+++ Records to process
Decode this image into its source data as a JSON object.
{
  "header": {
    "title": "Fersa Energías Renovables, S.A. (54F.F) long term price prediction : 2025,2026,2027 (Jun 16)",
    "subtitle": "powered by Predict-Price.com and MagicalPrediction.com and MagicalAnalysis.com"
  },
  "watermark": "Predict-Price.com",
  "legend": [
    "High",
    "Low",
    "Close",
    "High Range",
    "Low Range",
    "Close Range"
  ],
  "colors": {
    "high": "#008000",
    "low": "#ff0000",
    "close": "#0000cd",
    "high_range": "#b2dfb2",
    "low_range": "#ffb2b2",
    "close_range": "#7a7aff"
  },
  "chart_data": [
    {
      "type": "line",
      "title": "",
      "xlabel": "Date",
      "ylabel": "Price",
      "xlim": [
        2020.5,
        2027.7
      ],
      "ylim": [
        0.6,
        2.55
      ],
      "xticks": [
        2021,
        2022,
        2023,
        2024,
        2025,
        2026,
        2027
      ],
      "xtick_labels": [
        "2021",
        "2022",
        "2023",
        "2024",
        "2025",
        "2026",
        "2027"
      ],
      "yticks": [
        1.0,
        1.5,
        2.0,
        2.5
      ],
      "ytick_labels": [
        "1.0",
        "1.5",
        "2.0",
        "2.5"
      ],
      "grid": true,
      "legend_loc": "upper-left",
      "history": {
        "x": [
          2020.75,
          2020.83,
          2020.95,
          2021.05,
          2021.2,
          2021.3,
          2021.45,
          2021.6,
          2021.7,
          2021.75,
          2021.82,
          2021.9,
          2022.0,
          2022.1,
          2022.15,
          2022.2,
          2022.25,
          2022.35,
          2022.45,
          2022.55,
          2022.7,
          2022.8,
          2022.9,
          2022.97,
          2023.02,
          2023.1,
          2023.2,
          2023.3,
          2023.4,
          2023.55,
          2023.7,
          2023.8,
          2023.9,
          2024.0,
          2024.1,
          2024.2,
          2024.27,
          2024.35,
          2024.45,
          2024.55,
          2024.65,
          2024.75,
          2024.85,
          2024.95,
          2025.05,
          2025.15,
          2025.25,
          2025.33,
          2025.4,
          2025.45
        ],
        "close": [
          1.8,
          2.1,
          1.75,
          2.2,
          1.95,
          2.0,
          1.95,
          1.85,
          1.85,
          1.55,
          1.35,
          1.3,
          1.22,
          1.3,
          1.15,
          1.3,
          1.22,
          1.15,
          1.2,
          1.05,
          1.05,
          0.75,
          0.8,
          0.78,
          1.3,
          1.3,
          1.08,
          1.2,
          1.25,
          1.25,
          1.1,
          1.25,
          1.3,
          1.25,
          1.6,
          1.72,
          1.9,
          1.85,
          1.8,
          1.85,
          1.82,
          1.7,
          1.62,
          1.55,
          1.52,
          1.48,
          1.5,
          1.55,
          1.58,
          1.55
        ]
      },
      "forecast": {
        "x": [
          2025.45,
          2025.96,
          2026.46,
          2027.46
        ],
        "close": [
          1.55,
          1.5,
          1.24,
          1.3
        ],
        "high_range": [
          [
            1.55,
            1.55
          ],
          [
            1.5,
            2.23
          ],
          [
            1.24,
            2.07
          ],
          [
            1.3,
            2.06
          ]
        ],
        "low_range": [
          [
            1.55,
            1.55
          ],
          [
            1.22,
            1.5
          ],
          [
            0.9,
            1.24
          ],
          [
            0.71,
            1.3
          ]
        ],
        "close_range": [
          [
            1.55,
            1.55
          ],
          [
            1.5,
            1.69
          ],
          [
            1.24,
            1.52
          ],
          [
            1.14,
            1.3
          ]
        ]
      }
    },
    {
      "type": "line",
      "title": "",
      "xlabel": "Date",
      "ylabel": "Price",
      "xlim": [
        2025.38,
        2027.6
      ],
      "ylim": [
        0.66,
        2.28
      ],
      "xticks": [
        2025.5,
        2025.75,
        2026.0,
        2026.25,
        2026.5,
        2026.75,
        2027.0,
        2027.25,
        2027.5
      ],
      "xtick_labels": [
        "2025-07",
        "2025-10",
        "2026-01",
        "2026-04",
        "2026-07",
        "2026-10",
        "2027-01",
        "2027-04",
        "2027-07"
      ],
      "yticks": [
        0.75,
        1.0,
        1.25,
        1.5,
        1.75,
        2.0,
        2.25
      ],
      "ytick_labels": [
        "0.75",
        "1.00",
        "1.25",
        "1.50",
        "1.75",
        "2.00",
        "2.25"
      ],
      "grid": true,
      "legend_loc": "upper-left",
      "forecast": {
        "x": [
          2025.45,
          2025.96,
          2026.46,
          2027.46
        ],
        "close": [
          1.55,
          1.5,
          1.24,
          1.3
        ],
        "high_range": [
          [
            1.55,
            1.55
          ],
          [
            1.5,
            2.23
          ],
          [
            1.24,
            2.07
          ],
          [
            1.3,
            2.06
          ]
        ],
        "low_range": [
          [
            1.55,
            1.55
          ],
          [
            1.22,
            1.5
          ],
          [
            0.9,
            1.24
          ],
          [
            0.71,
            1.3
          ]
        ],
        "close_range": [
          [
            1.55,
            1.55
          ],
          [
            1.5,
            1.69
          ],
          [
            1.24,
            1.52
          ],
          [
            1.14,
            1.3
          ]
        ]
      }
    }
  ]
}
++++++
__Task brief__:
All of the entries should be written out again exactly.

__Result of the exercise__:
Decode this image into its source data as a JSON object.
{
  "header": {
    "title": "Fersa Energías Renovables, S.A. (54F.F) long term price prediction : 2025,2026,2027 (Jun 16)",
    "subtitle": "powered by Predict-Price.com and MagicalPrediction.com and MagicalAnalysis.com"
  },
  "watermark": "Predict-Price.com",
  "legend": [
    "High",
    "Low",
    "Close",
    "High Range",
    "Low Range",
    "Close Range"
  ],
  "colors": {
    "high": "#008000",
    "low": "#ff0000",
    "close": "#0000cd",
    "high_range": "#b2dfb2",
    "low_range": "#ffb2b2",
    "close_range": "#7a7aff"
  },
  "chart_data": [
    {
      "type": "line",
      "title": "",
      "xlabel": "Date",
      "ylabel": "Price",
      "xlim": [
        2020.5,
        2027.7
      ],
      "ylim": [
        0.6,
        2.55
      ],
      "xticks": [
        2021,
        2022,
        2023,
        2024,
        2025,
        2026,
        2027
      ],
      "xtick_labels": [
        "2021",
        "2022",
        "2023",
        "2024",
        "2025",
        "2026",
        "2027"
      ],
      "yticks": [
        1.0,
        1.5,
        2.0,
        2.5
      ],
      "ytick_labels": [
        "1.0",
        "1.5",
        "2.0",
        "2.5"
      ],
      "grid": true,
      "legend_loc": "upper-left",
      "history": {
        "x": [
          2020.75,
          2020.83,
          2020.95,
          2021.05,
          2021.2,
          2021.3,
          2021.45,
          2021.6,
          2021.7,
          2021.75,
          2021.82,
          2021.9,
          2022.0,
          2022.1,
          2022.15,
          2022.2,
          2022.25,
          2022.35,
          2022.45,
          2022.55,
          2022.7,
          2022.8,
          2022.9,
          2022.97,
          2023.02,
          2023.1,
          2023.2,
          2023.3,
          2023.4,
          2023.55,
          2023.7,
          2023.8,
          2023.9,
          2024.0,
          2024.1,
          2024.2,
          2024.27,
          2024.35,
          2024.45,
          2024.55,
          2024.65,
          2024.75,
          2024.85,
          2024.95,
          2025.05,
          2025.15,
          2025.25,
          2025.33,
          2025.4,
          2025.45
        ],
        "close": [
          1.8,
          2.1,
          1.75,
          2.2,
          1.95,
          2.0,
          1.95,
          1.85,
          1.85,
          1.55,
          1.35,
          1.3,
          1.22,
          1.3,
          1.15,
          1.3,
          1.22,
          1.15,
          1.2,
          1.05,
          1.05,
          0.75,
          0.8,
          0.78,
          1.3,
          1.3,
          1.08,
          1.2,
          1.25,
          1.25,
          1.1,
          1.25,
          1.3,
          1.25,
          1.6,
          1.72,
          1.9,
          1.85,
          1.8,
          1.85,
          1.82,
          1.7,
          1.62,
          1.55,
          1.52,
          1.48,
          1.5,
          1.55,
          1.58,
          1.55
        ]
      },
      "forecast": {
        "x": [
          2025.45,
          2025.96,
          2026.46,
          2027.46
        ],
        "close": [
          1.55,
          1.5,
          1.24,
          1.3
        ],
        "high_range": [
          [
            1.55,
            1.55
          ],
          [
            1.5,
            2.23
          ],
          [
            1.24,
            2.07
          ],
          [
            1.3,
            2.06
          ]
        ],
        "low_range": [
          [
            1.55,
            1.55
          ],
          [
            1.22,
            1.5
          ],
          [
            0.9,
            1.24
          ],
          [
            0.71,
            1.3
          ]
        ],
        "close_range": [
          [
            1.55,
            1.55
          ],
          [
            1.5,
            1.69
          ],
          [
            1.24,
            1.52
          ],
          [
            1.14,
            1.3
          ]
        ]
      }
    },
    {
      "type": "line",
      "title": "",
      "xlabel": "Date",
      "ylabel": "Price",
      "xlim": [
        2025.38,
        2027.6
      ],
      "ylim": [
        0.66,
        2.28
      ],
      "xticks": [
        2025.5,
        2025.75,
        2026.0,
        2026.25,
        2026.5,
        2026.75,
        2027.0,
        2027.25,
        2027.5
      ],
      "xtick_labels": [
        "2025-07",
        "2025-10",
        "2026-01",
        "2026-04",
        "2026-07",
        "2026-10",
        "2027-01",
        "2027-04",
        "2027-07"
      ],
      "yticks": [
        0.75,
        1.0,
        1.25,
        1.5,
        1.75,
        2.0,
        2.25
      ],
      "ytick_labels": [
        "0.75",
        "1.00",
        "1.25",
        "1.50",
        "1.75",
        "2.00",
        "2.25"
      ],
      "grid": true,
      "legend_loc": "upper-left",
      "forecast": {
        "x": [
          2025.45,
          2025.96,
          2026.46,
          2027.46
        ],
        "close": [
          1.55,
          1.5,
          1.24,
          1.3
        ],
        "high_range": [
          [
            1.55,
            1.55
          ],
          [
            1.5,
            2.23
          ],
          [
            1.24,
            2.07
          ],
          [
            1.3,
            2.06
          ]
        ],
        "low_range": [
          [
            1.55,
            1.55
          ],
          [
            1.22,
            1.5
          ],
          [
            0.9,
            1.24
          ],
          [
            0.71,
            1.3
          ]
        ],
        "close_range": [
          [
            1.55,
            1.55
          ],
          [
            1.5,
            1.69
          ],
          [
            1.24,
            1.52
          ],
          [
            1.14,
            1.3
          ]
        ]
      }
    }
  ]
}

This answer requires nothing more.